(Part of a data file)
-.-.-

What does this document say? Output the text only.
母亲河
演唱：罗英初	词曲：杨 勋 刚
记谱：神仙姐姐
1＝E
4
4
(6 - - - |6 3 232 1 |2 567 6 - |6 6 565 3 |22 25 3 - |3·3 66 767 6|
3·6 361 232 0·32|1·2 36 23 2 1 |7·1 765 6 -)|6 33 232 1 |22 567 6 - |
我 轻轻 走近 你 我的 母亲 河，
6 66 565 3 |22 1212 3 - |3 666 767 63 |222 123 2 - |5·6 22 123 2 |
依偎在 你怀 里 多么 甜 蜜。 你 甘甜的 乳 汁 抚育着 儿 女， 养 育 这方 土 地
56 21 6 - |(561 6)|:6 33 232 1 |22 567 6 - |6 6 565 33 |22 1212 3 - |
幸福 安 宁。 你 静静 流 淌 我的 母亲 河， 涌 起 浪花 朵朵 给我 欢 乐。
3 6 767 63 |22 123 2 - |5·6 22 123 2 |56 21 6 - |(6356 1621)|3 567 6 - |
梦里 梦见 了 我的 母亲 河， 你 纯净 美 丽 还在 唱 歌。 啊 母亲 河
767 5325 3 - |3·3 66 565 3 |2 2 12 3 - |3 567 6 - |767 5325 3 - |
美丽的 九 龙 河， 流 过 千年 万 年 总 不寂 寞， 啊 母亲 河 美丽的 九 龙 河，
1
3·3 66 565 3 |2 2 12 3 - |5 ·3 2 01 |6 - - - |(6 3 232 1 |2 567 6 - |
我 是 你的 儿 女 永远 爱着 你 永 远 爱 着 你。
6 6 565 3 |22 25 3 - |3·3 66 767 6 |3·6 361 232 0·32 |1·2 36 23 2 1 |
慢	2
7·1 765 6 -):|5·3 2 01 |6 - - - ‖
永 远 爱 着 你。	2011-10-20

-.-.-

### PROBLEM TO WORK ON
Retype every entry word for word.

### CORRECT ANSWER
What does this document say? Output the text only.
母亲河
演唱：罗英初	词曲：杨 勋 刚
记谱：神仙姐姐
1＝E
4
4
(6 - - - |6 3 232 1 |2 567 6 - |6 6 565 3 |22 25 3 - |3·3 66 767 6|
3·6 361 232 0·32|1·2 36 23 2 1 |7·1 765 6 -)|6 33 232 1 |22 567 6 - |
我 轻轻 走近 你 我的 母亲 河，
6 66 565 3 |22 1212 3 - |3 666 767 63 |222 123 2 - |5·6 22 123 2 |
依偎在 你怀 里 多么 甜 蜜。 你 甘甜的 乳 汁 抚育着 儿 女， 养 育 这方 土 地
56 21 6 - |(561 6)|:6 33 232 1 |22 567 6 - |6 6 565 33 |22 1212 3 - |
幸福 安 宁。 你 静静 流 淌 我的 母亲 河， 涌 起 浪花 朵朵 给我 欢 乐。
3 6 767 63 |22 123 2 - |5·6 22 123 2 |56 21 6 - |(6356 1621)|3 567 6 - |
梦里 梦见 了 我的 母亲 河， 你 纯净 美 丽 还在 唱 歌。 啊 母亲 河
767 5325 3 - |3·3 66 565 3 |2 2 12 3 - |3 567 6 - |767 5325 3 - |
美丽的 九 龙 河， 流 过 千年 万 年 总 不寂 寞， 啊 母亲 河 美丽的 九 龙 河，
1
3·3 66 565 3 |2 2 12 3 - |5 ·3 2 01 |6 - - - |(6 3 232 1 |2 567 6 - |
我 是 你的 儿 女 永远 爱着 你 永 远 爱 着 你。
6 6 565 3 |22 25 3 - |3·3 66 767 6 |3·6 361 232 0·32 |1·2 36 23 2 1 |
慢	2
7·1 765 6 -):|5·3 2 01 |6 - - - ‖
永 远 爱 着 你。	2011-10-20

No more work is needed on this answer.